▶ [WRITTEN TASK]:
Pull out every line of the listing below where "Orang" appears.

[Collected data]
----------------
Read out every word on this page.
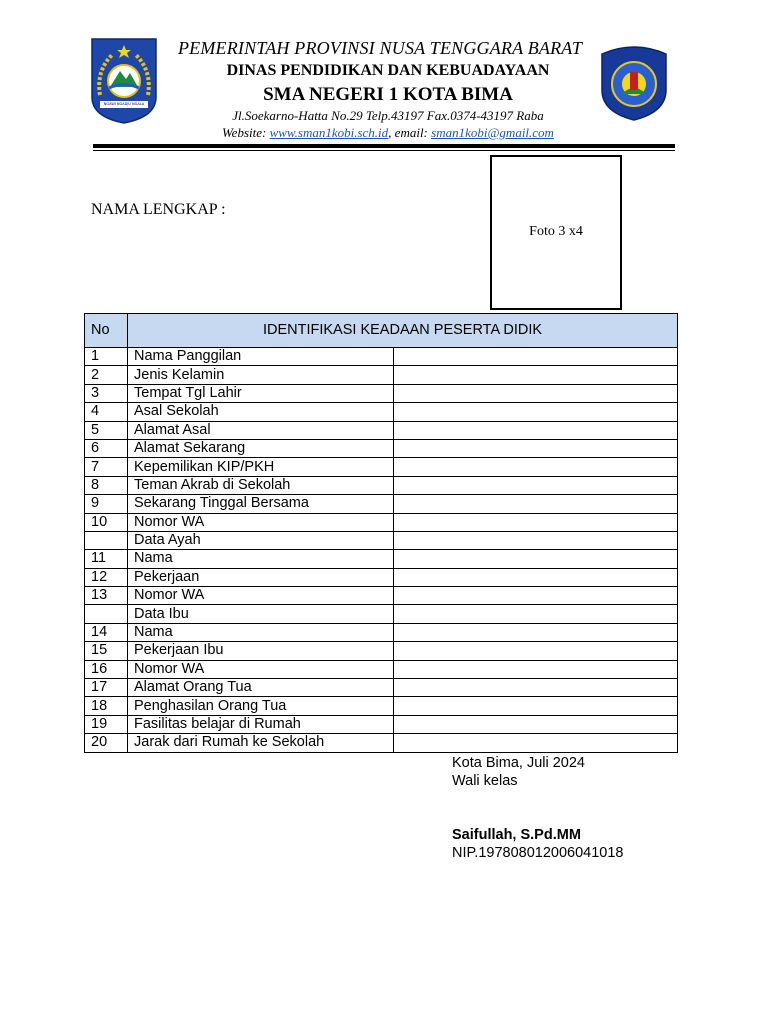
NGAWI NGADJU NGALA
PEMERINTAH PROVINSI NUSA TENGGARA BARAT
DINAS PENDIDIKAN DAN KEBUADAYAAN
SMA NEGERI 1 KOTA BIMA
Jl.Soekarno-Hatta No.29 Telp.43197 Fax.0374-43197 Raba
Website: www.sman1kobi.sch.id, email: sman1kobi@gmail.com
NAMA LENGKAP :
Foto 3 x4
No	IDENTIFIKASI KEADAAN PESERTA DIDIK	
1	Nama Panggilan	
2	Jenis Kelamin	
3	Tempat Tgl Lahir	
4	Asal Sekolah	
5	Alamat Asal	
6	Alamat Sekarang	
7	Kepemilikan KIP/PKH	
8	Teman Akrab di Sekolah	
9	Sekarang Tinggal Bersama	
10	Nomor WA	
	Data Ayah	
11	Nama	
12	Pekerjaan	
13	Nomor WA	
	Data Ibu	
14	Nama	
15	Pekerjaan Ibu	
16	Nomor WA	
17	Alamat Orang Tua	
18	Penghasilan Orang Tua	
19	Fasilitas belajar di Rumah	
20	Jarak dari Rumah ke Sekolah	
Kota Bima, Juli 2024
Wali kelas
Saifullah, S.Pd.MM
NIP.197808012006041018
----------------
▶ [SOLUTION TO THE PROBLEM]:
17	Alamat Orang Tua	
18	Penghasilan Orang Tua	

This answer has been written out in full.